---------- SUPPLIED INFORMATION

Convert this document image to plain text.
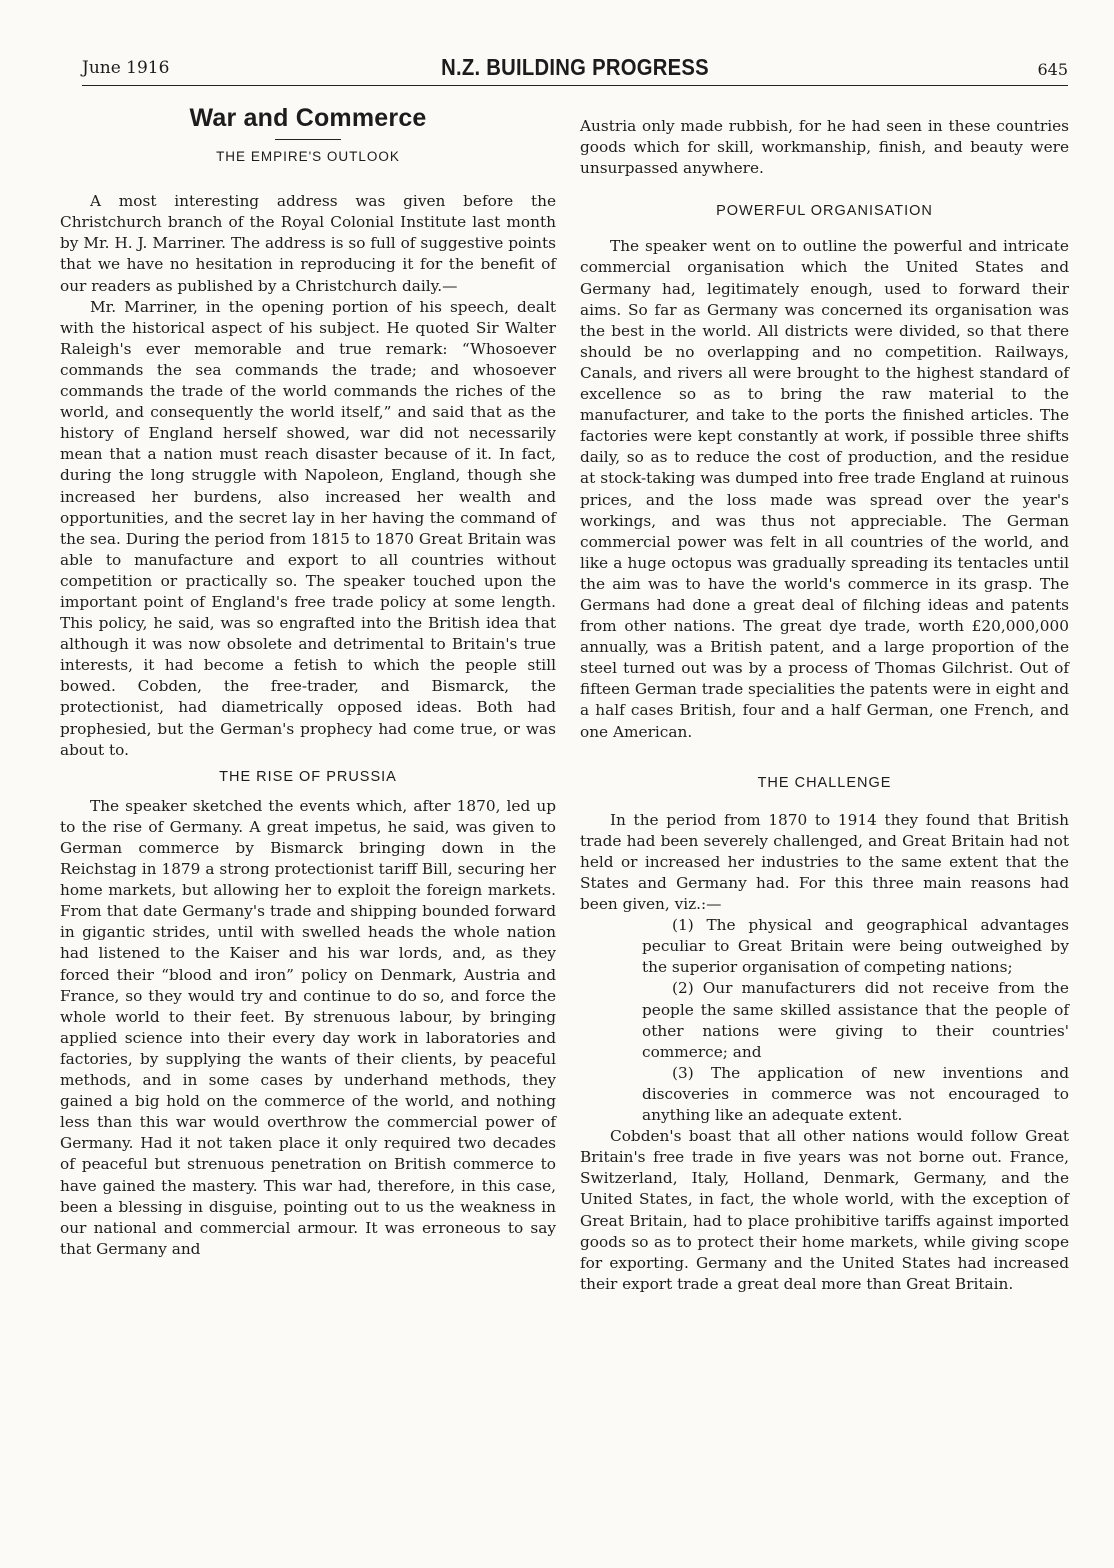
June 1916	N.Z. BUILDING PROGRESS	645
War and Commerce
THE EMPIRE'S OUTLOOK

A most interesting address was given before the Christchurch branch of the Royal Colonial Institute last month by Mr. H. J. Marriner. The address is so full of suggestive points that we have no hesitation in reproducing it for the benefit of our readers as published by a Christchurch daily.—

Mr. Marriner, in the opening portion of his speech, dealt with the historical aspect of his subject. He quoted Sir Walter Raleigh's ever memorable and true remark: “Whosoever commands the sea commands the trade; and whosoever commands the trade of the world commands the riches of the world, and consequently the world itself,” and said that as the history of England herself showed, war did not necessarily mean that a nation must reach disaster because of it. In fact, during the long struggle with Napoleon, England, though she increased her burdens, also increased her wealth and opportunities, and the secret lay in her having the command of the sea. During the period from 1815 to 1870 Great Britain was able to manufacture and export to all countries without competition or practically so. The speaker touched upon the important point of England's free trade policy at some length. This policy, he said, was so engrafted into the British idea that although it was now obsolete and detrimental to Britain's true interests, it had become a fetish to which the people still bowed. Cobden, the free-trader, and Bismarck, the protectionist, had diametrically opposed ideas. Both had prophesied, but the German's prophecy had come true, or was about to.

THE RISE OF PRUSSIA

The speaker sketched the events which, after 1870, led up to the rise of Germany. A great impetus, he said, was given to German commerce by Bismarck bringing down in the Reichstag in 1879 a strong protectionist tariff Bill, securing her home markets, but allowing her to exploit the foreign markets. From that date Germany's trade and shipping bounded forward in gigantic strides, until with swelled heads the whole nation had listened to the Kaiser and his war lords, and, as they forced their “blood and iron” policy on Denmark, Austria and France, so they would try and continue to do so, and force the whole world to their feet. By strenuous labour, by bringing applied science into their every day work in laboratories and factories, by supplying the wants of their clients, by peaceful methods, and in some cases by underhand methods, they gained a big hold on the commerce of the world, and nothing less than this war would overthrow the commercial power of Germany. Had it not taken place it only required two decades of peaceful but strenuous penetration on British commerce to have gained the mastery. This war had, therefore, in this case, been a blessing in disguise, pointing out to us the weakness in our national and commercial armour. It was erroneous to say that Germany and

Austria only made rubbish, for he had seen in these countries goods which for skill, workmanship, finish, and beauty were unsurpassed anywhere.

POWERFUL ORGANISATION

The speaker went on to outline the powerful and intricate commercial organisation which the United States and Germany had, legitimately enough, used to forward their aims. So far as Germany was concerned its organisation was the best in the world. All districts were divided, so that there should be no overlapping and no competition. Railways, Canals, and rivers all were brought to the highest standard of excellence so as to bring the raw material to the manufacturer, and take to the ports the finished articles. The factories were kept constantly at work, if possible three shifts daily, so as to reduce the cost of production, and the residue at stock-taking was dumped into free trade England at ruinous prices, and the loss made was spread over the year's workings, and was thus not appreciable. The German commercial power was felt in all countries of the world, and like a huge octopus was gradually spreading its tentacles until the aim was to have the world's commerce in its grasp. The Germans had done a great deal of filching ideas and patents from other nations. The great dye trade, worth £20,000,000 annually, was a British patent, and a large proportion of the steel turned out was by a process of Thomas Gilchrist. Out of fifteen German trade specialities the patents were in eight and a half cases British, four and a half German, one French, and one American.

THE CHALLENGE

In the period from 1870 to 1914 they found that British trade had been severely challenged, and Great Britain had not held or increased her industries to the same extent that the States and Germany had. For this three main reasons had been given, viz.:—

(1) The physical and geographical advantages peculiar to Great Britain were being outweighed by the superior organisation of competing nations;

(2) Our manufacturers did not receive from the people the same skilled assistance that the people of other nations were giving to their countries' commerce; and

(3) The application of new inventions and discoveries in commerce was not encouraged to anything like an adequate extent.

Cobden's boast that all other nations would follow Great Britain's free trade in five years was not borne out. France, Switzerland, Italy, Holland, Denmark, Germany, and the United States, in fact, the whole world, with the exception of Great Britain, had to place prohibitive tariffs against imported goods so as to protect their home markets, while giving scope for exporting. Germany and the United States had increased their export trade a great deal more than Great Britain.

--------------------

• [WHAT YOU ARE ASKED TO DO] Copy each line of the listing in which the word "same" can be found.

• [ANSWER TO THE EXERCISE]
In the period from 1870 to 1914 they found that British trade had been severely challenged, and Great Britain had not held or increased her industries to the same extent that the States and Germany had. For this three main reasons had been given, viz.:—
(2) Our manufacturers did not receive from the people the same skilled assistance that the people of other nations were giving to their countries' commerce; and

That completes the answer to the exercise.